[START]
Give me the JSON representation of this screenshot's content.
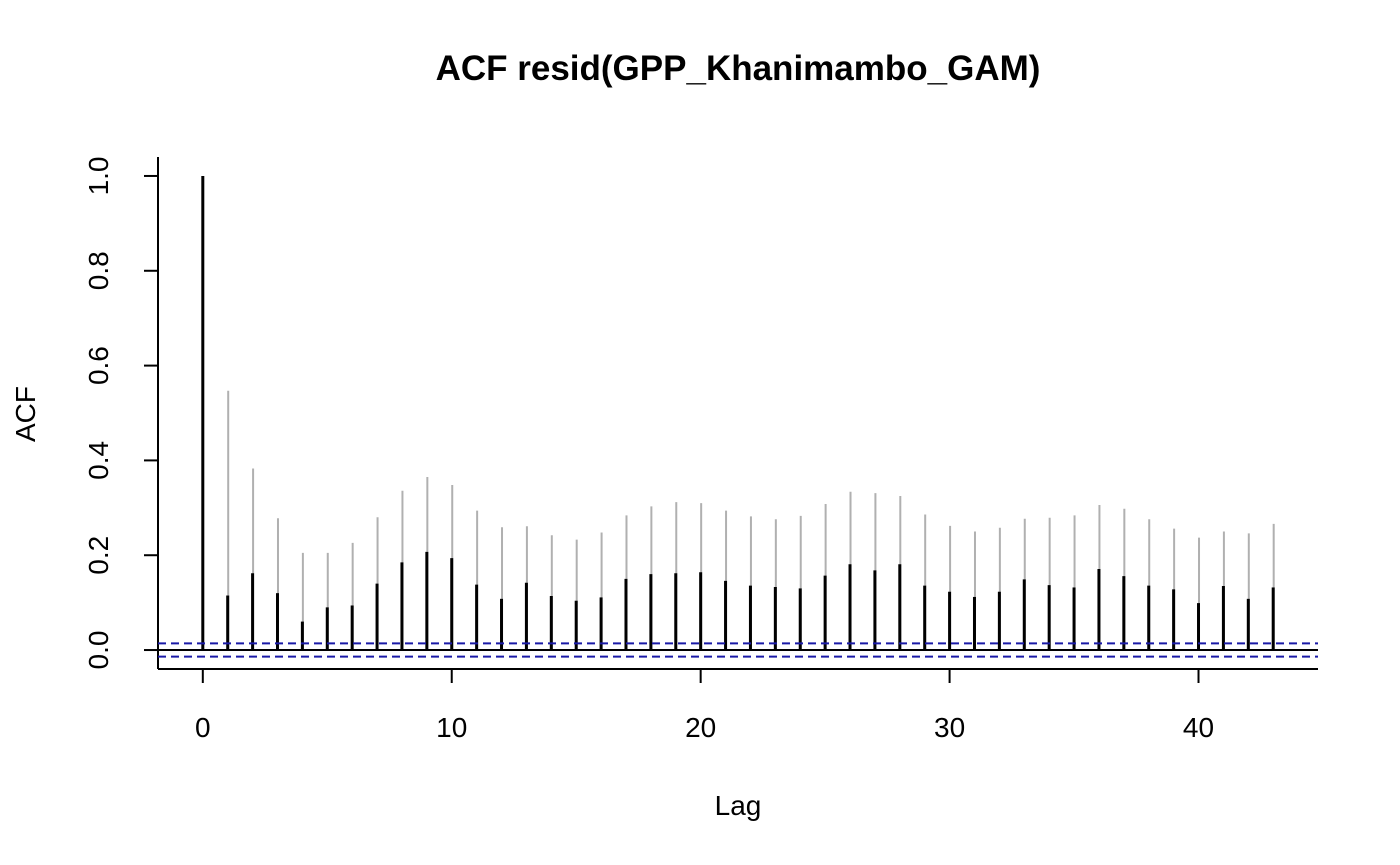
{
  "chart_data": {
    "type": "bar",
    "title": "ACF resid(GPP_Khanimambo_GAM)",
    "xlabel": "Lag",
    "ylabel": "ACF",
    "xlim": [
      -1.8,
      44.8
    ],
    "ylim": [
      -0.04,
      1.04
    ],
    "xticks": [
      0,
      10,
      20,
      30,
      40
    ],
    "yticks": [
      0.0,
      0.2,
      0.4,
      0.6,
      0.8,
      1.0
    ],
    "ytick_labels": [
      "0.0",
      "0.2",
      "0.4",
      "0.6",
      "0.8",
      "1.0"
    ],
    "grid": false,
    "legend": "none",
    "x": [
      0,
      1,
      2,
      3,
      4,
      5,
      6,
      7,
      8,
      9,
      10,
      11,
      12,
      13,
      14,
      15,
      16,
      17,
      18,
      19,
      20,
      21,
      22,
      23,
      24,
      25,
      26,
      27,
      28,
      29,
      30,
      31,
      32,
      33,
      34,
      35,
      36,
      37,
      38,
      39,
      40,
      41,
      42,
      43
    ],
    "series": [
      {
        "values": [
          1.0,
          0.115,
          0.162,
          0.12,
          0.06,
          0.09,
          0.094,
          0.14,
          0.185,
          0.207,
          0.194,
          0.138,
          0.108,
          0.142,
          0.114,
          0.104,
          0.111,
          0.15,
          0.16,
          0.162,
          0.164,
          0.146,
          0.136,
          0.133,
          0.13,
          0.157,
          0.181,
          0.168,
          0.181,
          0.136,
          0.123,
          0.112,
          0.123,
          0.149,
          0.137,
          0.132,
          0.171,
          0.156,
          0.136,
          0.128,
          0.099,
          0.135,
          0.108,
          0.132
        ],
        "color": "#000000"
      },
      {
        "values": [
          null,
          0.547,
          0.383,
          0.278,
          0.205,
          0.205,
          0.226,
          0.28,
          0.336,
          0.365,
          0.348,
          0.294,
          0.259,
          0.261,
          0.242,
          0.233,
          0.248,
          0.284,
          0.303,
          0.312,
          0.31,
          0.294,
          0.282,
          0.276,
          0.283,
          0.308,
          0.334,
          0.331,
          0.325,
          0.286,
          0.262,
          0.25,
          0.258,
          0.277,
          0.279,
          0.284,
          0.306,
          0.298,
          0.276,
          0.256,
          0.237,
          0.25,
          0.246,
          0.266
        ],
        "color": "#b0b0b0"
      }
    ],
    "ci_bounds": [
      0.014,
      -0.014
    ],
    "ci_color": "#1a1aa6"
  }
}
[END]
* **TASK TO CARRY OUT**
Every line above should be returned exactly; the pictures stay out.

* **PROBLEM SOLUTION**
Give me the JSON representation of this screenshot's content.
{
  "chart_data": {
    "type": "bar",
    "title": "ACF resid(GPP_Khanimambo_GAM)",
    "xlabel": "Lag",
    "ylabel": "ACF",
    "xlim": [
      -1.8,
      44.8
    ],
    "ylim": [
      -0.04,
      1.04
    ],
    "xticks": [
      0,
      10,
      20,
      30,
      40
    ],
    "yticks": [
      0.0,
      0.2,
      0.4,
      0.6,
      0.8,
      1.0
    ],
    "ytick_labels": [
      "0.0",
      "0.2",
      "0.4",
      "0.6",
      "0.8",
      "1.0"
    ],
    "grid": false,
    "legend": "none",
    "x": [
      0,
      1,
      2,
      3,
      4,
      5,
      6,
      7,
      8,
      9,
      10,
      11,
      12,
      13,
      14,
      15,
      16,
      17,
      18,
      19,
      20,
      21,
      22,
      23,
      24,
      25,
      26,
      27,
      28,
      29,
      30,
      31,
      32,
      33,
      34,
      35,
      36,
      37,
      38,
      39,
      40,
      41,
      42,
      43
    ],
    "series": [
      {
        "values": [
          1.0,
          0.115,
          0.162,
          0.12,
          0.06,
          0.09,
          0.094,
          0.14,
          0.185,
          0.207,
          0.194,
          0.138,
          0.108,
          0.142,
          0.114,
          0.104,
          0.111,
          0.15,
          0.16,
          0.162,
          0.164,
          0.146,
          0.136,
          0.133,
          0.13,
          0.157,
          0.181,
          0.168,
          0.181,
          0.136,
          0.123,
          0.112,
          0.123,
          0.149,
          0.137,
          0.132,
          0.171,
          0.156,
          0.136,
          0.128,
          0.099,
          0.135,
          0.108,
          0.132
        ],
        "color": "#000000"
      },
      {
        "values": [
          null,
          0.547,
          0.383,
          0.278,
          0.205,
          0.205,
          0.226,
          0.28,
          0.336,
          0.365,
          0.348,
          0.294,
          0.259,
          0.261,
          0.242,
          0.233,
          0.248,
          0.284,
          0.303,
          0.312,
          0.31,
          0.294,
          0.282,
          0.276,
          0.283,
          0.308,
          0.334,
          0.331,
          0.325,
          0.286,
          0.262,
          0.25,
          0.258,
          0.277,
          0.279,
          0.284,
          0.306,
          0.298,
          0.276,
          0.256,
          0.237,
          0.25,
          0.246,
          0.266
        ],
        "color": "#b0b0b0"
      }
    ],
    "ci_bounds": [
      0.014,
      -0.014
    ],
    "ci_color": "#1a1aa6"
  }
}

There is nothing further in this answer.